═════ Data lines ═════
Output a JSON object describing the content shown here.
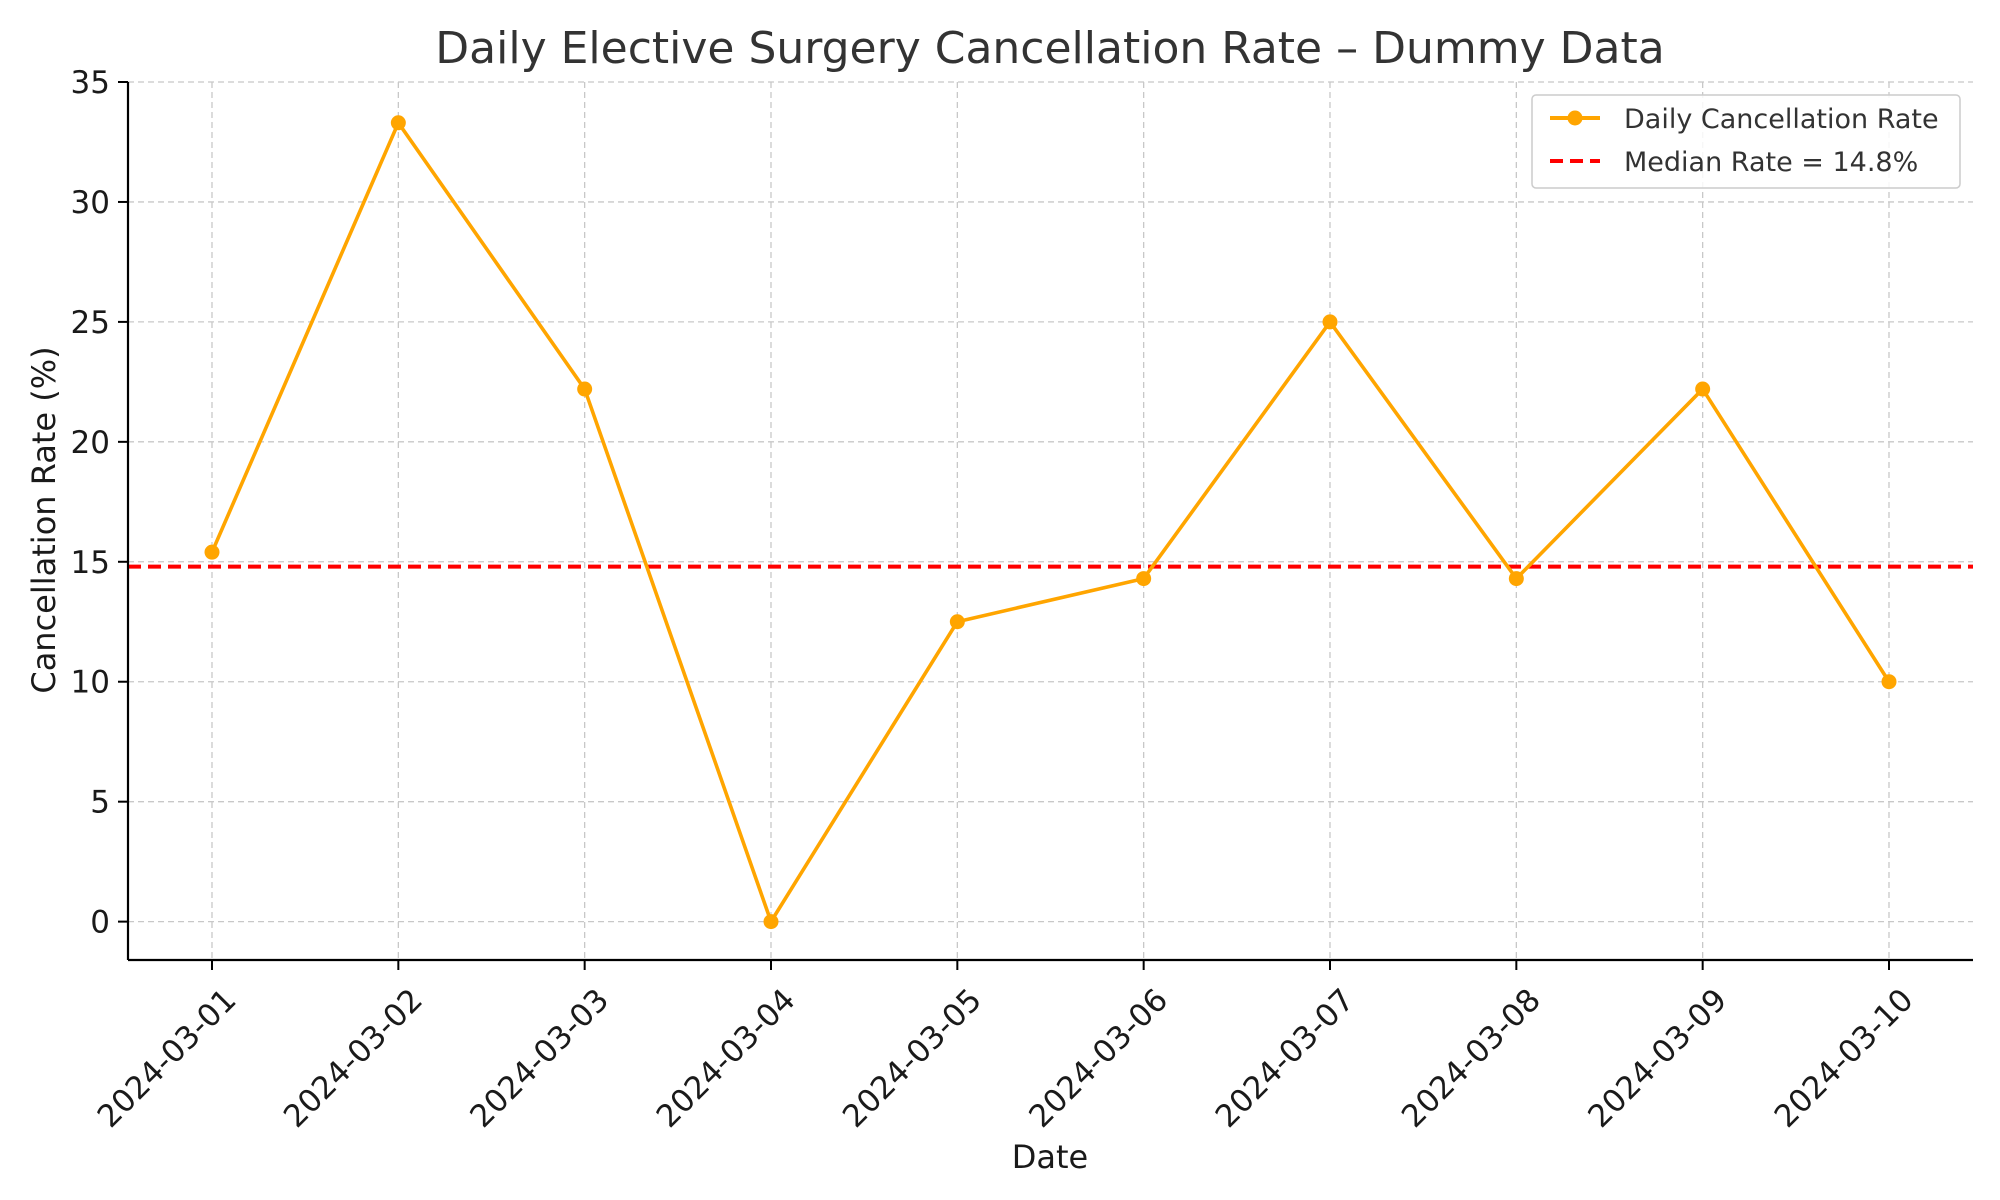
{
  "chart_data": {
    "type": "line",
    "title": "Daily Elective Surgery Cancellation Rate – Dummy Data",
    "xlabel": "Date",
    "ylabel": "Cancellation Rate (%)",
    "x": [
      "2024-03-01",
      "2024-03-02",
      "2024-03-03",
      "2024-03-04",
      "2024-03-05",
      "2024-03-06",
      "2024-03-07",
      "2024-03-08",
      "2024-03-09",
      "2024-03-10"
    ],
    "ylim": [
      -1.6,
      35
    ],
    "yticks": [
      0,
      5,
      10,
      15,
      20,
      25,
      30,
      35
    ],
    "grid": true,
    "legend_position": "top-right",
    "series": [
      {
        "name": "Daily Cancellation Rate",
        "style": "solid line with circle markers",
        "color": "#FFA500",
        "values": [
          15.4,
          33.3,
          22.2,
          0.0,
          12.5,
          14.3,
          25.0,
          14.3,
          22.2,
          10.0
        ]
      }
    ],
    "reference_lines": [
      {
        "name": "Median Rate = 14.8%",
        "value": 14.8,
        "style": "dashed",
        "color": "#FF0000"
      }
    ]
  }
}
═════
→ **Exercise goal**: Read the data above and pull out each line that holds the string "Daily".

→ **Reply to the task**:
    "title": "Daily Elective Surgery Cancellation Rate – Dummy Data",
        "name": "Daily Cancellation Rate",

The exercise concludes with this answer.